▶ Stated exercise:
How many of these lines hold the string "world"? Answer with the number only.
• • • • • • •
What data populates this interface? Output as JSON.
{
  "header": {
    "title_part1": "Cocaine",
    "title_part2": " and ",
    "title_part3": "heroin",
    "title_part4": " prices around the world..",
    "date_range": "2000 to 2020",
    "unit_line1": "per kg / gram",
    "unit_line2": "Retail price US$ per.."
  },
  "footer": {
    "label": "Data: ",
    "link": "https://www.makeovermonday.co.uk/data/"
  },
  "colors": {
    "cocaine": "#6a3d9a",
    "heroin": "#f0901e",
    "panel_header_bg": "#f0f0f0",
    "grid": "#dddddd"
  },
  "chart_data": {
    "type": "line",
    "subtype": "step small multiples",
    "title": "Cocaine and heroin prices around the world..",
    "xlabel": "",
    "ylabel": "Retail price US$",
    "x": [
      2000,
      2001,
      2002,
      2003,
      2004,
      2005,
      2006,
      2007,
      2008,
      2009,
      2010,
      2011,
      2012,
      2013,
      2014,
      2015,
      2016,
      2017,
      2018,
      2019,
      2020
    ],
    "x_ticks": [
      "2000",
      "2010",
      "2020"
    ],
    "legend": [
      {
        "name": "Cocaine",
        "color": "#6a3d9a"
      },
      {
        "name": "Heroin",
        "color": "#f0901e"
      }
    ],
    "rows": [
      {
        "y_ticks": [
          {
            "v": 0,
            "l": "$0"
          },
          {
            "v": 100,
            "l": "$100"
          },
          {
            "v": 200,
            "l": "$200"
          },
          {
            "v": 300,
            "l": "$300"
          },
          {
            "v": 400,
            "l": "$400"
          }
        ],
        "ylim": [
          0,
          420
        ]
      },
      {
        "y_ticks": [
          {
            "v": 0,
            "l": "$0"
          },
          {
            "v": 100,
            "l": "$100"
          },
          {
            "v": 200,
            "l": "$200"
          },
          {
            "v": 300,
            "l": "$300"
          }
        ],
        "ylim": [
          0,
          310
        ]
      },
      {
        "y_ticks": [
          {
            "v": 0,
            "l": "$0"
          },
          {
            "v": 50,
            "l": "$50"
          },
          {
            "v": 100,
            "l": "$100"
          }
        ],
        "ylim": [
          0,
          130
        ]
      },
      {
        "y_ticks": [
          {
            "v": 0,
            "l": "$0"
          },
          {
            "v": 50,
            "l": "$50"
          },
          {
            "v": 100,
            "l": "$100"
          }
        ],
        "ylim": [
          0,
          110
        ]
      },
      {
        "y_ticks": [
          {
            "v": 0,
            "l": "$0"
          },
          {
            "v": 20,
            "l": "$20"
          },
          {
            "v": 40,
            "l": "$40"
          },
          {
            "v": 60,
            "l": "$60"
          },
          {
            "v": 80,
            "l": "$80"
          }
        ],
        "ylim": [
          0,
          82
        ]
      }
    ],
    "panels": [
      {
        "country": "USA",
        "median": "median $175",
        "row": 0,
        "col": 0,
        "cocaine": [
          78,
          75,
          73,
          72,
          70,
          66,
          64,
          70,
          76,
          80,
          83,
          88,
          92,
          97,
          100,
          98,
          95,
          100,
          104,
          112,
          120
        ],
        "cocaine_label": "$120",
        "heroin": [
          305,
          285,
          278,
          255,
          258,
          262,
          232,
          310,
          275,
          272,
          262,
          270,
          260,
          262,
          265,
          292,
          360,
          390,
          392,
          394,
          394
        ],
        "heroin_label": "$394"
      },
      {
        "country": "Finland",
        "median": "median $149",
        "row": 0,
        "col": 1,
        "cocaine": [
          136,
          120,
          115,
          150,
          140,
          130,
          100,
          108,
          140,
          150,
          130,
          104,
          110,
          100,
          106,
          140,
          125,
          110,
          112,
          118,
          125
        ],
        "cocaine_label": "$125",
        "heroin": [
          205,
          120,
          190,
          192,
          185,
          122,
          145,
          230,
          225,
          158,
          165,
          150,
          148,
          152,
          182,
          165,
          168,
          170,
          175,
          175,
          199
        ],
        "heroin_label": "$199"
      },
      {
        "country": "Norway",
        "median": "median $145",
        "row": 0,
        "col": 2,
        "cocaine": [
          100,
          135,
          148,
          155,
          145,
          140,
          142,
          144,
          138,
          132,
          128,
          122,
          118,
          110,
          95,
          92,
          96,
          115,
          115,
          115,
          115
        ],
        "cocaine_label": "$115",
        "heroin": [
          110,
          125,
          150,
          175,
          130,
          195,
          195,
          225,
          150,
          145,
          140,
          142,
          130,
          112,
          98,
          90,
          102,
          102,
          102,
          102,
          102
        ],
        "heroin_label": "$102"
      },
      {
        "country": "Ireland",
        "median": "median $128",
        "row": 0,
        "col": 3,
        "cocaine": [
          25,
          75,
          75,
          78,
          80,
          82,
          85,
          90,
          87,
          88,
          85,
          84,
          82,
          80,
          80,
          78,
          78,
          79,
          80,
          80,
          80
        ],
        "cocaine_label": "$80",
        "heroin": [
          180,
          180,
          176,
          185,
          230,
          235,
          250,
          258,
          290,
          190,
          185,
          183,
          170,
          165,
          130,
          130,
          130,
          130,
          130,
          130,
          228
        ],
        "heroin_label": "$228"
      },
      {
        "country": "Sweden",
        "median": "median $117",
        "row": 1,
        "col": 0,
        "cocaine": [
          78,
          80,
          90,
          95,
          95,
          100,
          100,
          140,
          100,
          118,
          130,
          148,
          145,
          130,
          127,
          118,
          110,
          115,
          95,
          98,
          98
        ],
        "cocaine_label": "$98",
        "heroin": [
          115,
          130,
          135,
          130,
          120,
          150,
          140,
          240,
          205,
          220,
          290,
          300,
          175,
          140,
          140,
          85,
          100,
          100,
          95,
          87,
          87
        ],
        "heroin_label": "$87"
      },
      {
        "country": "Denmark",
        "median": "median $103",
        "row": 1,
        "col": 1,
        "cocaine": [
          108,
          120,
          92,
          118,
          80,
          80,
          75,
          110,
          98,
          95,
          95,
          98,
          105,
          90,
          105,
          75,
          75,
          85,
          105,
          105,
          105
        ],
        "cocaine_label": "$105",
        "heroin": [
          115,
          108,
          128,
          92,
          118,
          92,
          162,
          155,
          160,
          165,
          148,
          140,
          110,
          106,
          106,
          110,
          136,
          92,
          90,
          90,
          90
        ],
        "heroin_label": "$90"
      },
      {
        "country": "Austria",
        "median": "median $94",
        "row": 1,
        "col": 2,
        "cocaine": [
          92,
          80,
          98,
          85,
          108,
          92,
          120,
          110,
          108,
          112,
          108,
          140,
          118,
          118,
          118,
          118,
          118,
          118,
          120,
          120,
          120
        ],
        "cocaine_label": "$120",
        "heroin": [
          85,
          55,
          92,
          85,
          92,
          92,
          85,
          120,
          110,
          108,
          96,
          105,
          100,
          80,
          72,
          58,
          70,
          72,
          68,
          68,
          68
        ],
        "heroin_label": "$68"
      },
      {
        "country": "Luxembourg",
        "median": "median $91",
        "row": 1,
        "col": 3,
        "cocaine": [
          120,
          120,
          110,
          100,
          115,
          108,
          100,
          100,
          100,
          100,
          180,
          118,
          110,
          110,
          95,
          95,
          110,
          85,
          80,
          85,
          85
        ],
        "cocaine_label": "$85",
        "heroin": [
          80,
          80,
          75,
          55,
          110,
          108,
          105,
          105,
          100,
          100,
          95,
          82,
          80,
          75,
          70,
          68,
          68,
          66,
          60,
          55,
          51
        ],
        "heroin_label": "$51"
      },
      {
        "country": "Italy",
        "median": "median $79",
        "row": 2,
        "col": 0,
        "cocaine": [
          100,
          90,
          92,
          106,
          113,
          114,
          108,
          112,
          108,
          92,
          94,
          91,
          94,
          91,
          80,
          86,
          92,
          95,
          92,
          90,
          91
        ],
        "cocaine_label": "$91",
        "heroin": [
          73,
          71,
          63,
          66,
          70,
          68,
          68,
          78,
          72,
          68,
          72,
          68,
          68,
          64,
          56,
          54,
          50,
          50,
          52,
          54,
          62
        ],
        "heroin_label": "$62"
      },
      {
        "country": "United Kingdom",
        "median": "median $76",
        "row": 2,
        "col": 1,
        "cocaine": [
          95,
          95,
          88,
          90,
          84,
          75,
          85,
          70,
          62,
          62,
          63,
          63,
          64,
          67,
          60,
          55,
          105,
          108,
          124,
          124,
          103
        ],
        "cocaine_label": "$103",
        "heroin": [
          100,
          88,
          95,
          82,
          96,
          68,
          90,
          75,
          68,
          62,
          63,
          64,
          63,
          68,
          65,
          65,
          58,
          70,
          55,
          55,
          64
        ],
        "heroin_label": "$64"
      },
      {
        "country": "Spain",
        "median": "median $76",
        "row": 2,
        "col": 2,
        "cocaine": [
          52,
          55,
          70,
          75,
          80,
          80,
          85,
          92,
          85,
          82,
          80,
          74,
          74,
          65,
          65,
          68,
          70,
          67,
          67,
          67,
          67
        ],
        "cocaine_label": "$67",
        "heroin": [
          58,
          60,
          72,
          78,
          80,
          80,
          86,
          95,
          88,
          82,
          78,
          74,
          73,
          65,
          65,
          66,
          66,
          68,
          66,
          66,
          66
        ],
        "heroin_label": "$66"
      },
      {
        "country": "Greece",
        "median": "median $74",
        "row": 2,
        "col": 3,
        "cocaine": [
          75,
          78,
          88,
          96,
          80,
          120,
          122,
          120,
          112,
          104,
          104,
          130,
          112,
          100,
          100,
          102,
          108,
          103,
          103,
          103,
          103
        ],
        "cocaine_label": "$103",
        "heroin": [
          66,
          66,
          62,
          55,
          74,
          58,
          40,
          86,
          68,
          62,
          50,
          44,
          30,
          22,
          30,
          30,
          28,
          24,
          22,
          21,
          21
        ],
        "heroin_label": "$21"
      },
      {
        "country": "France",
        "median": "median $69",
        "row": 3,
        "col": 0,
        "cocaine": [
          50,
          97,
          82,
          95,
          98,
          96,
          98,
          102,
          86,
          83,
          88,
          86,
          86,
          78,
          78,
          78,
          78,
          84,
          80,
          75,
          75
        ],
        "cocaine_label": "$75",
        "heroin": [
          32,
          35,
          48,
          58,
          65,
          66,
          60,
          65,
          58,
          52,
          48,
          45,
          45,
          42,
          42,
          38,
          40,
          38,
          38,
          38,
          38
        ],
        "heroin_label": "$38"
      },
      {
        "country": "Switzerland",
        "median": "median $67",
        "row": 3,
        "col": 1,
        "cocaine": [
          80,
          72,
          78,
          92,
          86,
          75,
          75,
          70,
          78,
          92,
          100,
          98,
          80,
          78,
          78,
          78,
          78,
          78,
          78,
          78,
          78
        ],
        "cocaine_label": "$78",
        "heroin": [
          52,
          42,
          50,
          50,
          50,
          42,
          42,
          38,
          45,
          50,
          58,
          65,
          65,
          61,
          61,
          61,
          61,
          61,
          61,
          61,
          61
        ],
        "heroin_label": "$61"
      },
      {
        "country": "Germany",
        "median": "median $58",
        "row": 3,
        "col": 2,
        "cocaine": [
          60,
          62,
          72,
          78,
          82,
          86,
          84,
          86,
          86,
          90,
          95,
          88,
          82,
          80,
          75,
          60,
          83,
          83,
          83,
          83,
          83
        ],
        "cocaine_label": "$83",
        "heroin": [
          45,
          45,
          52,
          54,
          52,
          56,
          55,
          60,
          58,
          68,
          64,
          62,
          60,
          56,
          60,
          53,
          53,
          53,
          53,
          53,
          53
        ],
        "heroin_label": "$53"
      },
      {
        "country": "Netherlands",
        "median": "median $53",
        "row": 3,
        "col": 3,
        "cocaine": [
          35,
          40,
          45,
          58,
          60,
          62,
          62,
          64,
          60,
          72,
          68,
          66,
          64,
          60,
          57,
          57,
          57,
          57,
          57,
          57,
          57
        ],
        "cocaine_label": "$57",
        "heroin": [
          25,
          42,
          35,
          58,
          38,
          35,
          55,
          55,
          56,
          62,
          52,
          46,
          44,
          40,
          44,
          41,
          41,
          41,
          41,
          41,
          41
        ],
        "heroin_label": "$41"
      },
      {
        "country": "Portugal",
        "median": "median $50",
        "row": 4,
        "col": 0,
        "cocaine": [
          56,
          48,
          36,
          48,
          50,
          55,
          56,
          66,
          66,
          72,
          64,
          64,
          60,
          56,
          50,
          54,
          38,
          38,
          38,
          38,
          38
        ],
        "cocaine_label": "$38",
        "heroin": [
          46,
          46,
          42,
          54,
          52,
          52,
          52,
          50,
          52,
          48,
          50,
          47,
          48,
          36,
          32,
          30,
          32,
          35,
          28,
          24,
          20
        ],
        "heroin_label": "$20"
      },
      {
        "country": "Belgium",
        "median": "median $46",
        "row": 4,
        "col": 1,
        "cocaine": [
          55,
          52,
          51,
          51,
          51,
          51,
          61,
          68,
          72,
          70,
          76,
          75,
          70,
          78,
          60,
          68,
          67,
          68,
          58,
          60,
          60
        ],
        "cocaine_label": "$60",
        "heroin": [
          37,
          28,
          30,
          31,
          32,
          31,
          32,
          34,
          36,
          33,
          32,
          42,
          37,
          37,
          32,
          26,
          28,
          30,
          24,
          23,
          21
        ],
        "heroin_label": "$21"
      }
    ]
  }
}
• • • • • • •
▶ Solution to the exercise:
2